*** Information ***
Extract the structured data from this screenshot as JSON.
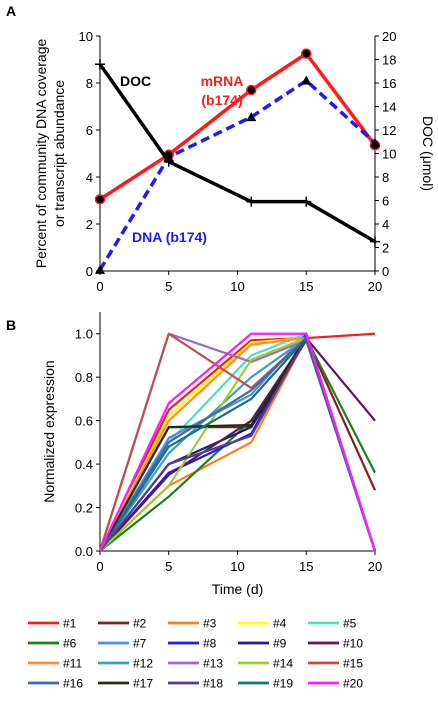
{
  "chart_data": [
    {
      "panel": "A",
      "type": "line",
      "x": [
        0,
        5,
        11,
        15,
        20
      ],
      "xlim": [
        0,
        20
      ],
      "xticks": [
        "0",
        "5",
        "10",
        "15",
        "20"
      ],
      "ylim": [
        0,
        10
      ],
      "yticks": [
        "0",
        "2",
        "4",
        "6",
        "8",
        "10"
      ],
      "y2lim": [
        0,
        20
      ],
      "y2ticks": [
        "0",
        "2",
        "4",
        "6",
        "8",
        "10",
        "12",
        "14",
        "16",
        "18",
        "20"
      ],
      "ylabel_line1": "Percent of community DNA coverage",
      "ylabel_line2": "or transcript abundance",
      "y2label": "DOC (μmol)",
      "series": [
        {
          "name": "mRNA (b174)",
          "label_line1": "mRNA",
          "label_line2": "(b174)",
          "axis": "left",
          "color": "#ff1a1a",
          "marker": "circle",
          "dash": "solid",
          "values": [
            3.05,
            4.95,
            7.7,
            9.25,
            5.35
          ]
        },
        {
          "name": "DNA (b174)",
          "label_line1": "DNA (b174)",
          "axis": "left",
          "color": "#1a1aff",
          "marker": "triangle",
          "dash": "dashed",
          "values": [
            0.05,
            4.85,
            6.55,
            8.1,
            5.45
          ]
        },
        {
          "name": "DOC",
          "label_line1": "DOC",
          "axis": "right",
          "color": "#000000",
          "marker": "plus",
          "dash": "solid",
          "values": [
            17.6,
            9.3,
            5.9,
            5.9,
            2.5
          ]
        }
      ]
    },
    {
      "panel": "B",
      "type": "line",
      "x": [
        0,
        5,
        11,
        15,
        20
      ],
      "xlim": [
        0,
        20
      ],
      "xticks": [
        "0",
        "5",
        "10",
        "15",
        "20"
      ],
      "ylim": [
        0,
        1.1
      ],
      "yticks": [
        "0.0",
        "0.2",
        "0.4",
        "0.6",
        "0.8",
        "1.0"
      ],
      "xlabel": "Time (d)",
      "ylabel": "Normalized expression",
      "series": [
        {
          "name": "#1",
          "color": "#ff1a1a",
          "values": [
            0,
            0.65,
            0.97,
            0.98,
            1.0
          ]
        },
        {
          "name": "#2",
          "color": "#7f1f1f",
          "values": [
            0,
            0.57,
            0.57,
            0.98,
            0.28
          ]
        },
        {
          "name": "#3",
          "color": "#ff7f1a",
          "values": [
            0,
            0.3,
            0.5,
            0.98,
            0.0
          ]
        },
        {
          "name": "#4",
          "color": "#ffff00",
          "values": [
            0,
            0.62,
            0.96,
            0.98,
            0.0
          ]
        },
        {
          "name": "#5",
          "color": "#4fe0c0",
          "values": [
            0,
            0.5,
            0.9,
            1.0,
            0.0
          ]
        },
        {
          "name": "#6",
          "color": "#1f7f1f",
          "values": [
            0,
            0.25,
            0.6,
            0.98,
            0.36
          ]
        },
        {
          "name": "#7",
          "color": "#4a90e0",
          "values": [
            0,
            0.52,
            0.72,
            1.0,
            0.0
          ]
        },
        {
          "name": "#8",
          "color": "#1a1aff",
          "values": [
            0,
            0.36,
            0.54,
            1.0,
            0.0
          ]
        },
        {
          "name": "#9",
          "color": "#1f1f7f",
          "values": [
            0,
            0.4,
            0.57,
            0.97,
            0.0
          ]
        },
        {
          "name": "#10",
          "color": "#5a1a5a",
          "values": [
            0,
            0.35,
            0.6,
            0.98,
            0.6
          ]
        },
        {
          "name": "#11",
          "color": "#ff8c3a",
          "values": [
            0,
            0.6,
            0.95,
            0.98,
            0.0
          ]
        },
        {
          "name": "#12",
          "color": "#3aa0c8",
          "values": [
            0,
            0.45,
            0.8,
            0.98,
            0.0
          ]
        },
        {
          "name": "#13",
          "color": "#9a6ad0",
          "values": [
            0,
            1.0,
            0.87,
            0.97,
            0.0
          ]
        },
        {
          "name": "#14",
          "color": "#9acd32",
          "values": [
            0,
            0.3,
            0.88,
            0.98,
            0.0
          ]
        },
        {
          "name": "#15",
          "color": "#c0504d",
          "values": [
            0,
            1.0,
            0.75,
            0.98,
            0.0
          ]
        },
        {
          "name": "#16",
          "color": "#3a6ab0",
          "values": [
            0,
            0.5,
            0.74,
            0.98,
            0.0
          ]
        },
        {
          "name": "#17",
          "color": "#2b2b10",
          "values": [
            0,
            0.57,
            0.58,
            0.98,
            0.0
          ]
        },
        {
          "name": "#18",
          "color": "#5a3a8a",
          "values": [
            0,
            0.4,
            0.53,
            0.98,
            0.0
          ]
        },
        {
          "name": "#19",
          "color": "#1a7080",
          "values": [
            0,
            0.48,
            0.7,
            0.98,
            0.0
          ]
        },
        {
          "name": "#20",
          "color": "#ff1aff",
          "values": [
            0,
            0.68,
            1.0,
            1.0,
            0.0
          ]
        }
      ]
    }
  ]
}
***
*** Information ***
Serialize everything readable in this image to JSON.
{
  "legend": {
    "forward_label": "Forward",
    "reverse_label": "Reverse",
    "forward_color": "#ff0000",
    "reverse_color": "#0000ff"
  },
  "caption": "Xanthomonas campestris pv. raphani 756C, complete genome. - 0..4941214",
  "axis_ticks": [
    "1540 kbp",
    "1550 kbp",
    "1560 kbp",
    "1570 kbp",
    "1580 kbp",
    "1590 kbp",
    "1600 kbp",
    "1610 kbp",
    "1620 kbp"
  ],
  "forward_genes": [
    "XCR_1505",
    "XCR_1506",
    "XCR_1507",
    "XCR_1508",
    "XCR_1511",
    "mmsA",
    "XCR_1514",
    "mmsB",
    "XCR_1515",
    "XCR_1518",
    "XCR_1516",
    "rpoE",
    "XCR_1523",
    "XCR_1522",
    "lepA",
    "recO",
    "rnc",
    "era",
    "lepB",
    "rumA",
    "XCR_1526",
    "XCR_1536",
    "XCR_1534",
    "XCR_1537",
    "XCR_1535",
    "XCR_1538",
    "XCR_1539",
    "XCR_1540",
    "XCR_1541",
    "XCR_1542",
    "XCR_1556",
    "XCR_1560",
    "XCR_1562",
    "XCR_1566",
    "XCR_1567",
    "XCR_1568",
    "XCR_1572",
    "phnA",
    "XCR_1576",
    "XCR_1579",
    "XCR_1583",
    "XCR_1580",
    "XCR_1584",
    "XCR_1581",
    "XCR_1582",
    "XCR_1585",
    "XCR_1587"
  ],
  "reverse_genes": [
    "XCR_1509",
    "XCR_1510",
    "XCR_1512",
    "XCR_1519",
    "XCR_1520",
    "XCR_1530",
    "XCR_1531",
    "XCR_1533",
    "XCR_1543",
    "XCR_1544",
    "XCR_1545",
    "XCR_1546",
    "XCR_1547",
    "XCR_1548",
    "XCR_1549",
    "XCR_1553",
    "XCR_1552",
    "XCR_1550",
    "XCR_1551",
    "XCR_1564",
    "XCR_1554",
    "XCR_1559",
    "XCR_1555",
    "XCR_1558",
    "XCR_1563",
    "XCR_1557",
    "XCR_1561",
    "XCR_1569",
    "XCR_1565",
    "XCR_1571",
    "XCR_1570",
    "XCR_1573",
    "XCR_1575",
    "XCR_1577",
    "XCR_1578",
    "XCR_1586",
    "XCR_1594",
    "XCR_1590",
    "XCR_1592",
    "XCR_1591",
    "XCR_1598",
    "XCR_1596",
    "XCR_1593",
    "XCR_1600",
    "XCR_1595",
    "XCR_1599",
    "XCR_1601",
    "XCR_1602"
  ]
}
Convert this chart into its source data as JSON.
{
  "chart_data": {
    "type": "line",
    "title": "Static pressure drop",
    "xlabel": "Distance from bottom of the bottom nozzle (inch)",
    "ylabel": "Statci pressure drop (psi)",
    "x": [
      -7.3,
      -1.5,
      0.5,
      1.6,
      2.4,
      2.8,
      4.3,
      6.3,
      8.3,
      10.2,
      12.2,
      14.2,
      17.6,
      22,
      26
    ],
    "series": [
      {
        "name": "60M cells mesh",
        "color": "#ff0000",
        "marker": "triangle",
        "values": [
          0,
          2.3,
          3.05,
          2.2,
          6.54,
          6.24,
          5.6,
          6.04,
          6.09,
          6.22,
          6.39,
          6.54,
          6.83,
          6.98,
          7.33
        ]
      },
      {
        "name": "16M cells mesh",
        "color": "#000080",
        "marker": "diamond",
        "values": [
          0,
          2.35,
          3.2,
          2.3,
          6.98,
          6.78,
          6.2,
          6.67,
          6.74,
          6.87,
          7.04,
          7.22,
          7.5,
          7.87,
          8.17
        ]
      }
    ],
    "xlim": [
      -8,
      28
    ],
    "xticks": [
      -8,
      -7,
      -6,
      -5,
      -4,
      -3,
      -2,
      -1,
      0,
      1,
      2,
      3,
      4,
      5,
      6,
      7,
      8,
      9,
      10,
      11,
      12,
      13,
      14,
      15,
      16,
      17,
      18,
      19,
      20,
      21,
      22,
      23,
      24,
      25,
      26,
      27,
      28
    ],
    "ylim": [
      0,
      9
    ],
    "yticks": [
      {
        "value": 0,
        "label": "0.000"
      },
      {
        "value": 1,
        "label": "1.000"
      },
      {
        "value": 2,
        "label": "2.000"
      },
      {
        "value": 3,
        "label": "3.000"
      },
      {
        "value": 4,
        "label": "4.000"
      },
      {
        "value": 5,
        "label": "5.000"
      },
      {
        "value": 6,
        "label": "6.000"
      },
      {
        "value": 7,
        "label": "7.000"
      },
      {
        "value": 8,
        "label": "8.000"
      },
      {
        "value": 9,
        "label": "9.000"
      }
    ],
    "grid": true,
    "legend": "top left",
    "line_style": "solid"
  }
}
***
*** Information ***
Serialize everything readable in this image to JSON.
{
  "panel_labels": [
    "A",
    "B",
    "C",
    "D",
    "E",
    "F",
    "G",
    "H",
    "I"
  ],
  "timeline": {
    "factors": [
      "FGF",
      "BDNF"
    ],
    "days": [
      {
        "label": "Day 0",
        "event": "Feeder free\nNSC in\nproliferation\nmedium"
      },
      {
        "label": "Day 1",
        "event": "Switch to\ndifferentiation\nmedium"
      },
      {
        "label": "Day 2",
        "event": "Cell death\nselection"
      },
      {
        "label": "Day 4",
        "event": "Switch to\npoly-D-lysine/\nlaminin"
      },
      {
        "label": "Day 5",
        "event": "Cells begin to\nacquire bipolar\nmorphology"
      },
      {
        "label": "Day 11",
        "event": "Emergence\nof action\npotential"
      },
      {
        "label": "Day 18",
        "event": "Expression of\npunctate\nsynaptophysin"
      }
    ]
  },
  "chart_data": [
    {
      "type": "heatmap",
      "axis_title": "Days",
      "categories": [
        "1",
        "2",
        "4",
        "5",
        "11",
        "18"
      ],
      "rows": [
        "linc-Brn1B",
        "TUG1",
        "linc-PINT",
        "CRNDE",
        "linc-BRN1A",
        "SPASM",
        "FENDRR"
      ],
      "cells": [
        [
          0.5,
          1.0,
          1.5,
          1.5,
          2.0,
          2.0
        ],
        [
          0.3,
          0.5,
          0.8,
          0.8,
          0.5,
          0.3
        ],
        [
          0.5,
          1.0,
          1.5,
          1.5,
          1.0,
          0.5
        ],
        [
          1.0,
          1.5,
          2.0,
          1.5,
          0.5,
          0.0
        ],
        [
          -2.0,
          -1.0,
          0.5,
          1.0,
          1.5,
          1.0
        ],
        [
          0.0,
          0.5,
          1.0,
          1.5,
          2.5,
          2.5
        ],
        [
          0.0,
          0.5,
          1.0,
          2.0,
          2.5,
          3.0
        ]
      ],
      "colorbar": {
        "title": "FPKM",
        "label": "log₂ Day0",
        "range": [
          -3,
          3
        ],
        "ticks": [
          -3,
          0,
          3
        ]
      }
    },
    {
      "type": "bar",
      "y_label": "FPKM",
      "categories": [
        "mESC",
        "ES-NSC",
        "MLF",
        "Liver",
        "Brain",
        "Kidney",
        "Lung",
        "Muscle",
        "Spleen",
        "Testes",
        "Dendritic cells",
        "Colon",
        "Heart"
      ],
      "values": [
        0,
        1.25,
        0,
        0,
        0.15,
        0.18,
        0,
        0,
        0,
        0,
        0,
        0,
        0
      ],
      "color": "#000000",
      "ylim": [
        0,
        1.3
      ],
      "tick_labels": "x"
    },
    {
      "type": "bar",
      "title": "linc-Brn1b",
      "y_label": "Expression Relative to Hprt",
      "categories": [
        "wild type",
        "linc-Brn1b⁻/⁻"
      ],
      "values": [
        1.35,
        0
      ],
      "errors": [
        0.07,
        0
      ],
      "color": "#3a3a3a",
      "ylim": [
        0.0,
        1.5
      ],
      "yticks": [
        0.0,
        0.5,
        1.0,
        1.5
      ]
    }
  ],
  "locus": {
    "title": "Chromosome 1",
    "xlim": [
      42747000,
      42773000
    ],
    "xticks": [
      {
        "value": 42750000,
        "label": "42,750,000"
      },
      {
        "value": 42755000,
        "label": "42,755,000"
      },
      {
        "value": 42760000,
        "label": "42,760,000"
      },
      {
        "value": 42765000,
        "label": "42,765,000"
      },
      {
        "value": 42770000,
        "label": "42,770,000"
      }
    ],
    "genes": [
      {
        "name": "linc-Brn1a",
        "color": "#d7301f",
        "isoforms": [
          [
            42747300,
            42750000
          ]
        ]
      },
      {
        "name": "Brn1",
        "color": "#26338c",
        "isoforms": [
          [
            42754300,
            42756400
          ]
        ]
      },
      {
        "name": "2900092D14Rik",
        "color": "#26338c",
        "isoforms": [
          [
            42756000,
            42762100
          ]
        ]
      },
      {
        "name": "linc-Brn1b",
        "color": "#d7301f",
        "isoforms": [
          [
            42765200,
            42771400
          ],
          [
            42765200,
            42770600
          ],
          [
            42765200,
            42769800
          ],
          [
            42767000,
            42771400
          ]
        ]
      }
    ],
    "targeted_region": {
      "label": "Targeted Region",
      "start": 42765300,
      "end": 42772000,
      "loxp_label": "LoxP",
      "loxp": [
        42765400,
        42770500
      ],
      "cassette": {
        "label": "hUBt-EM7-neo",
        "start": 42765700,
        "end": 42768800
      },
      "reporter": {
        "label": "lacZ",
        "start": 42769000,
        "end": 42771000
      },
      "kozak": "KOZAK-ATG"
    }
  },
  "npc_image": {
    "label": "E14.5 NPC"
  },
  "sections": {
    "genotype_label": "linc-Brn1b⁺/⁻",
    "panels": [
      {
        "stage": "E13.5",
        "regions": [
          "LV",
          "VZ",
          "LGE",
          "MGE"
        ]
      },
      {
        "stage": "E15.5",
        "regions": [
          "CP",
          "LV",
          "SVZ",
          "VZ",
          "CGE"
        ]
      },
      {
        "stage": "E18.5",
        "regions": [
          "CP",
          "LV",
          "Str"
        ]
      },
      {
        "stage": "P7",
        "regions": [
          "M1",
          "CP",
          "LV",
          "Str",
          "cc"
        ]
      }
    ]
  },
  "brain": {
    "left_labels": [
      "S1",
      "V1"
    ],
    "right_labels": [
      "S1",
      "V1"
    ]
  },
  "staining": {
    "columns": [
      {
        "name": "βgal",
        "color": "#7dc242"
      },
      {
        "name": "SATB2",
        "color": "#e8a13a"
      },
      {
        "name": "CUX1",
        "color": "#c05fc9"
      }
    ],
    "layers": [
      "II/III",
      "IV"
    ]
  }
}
***
Work item —
Some lines above hold the word "Switch". Copy all of them.

Result of this task —
        "event": "Switch to\ndifferentiation\nmedium"
        "event": "Switch to\npoly-D-lysine/\nlaminin"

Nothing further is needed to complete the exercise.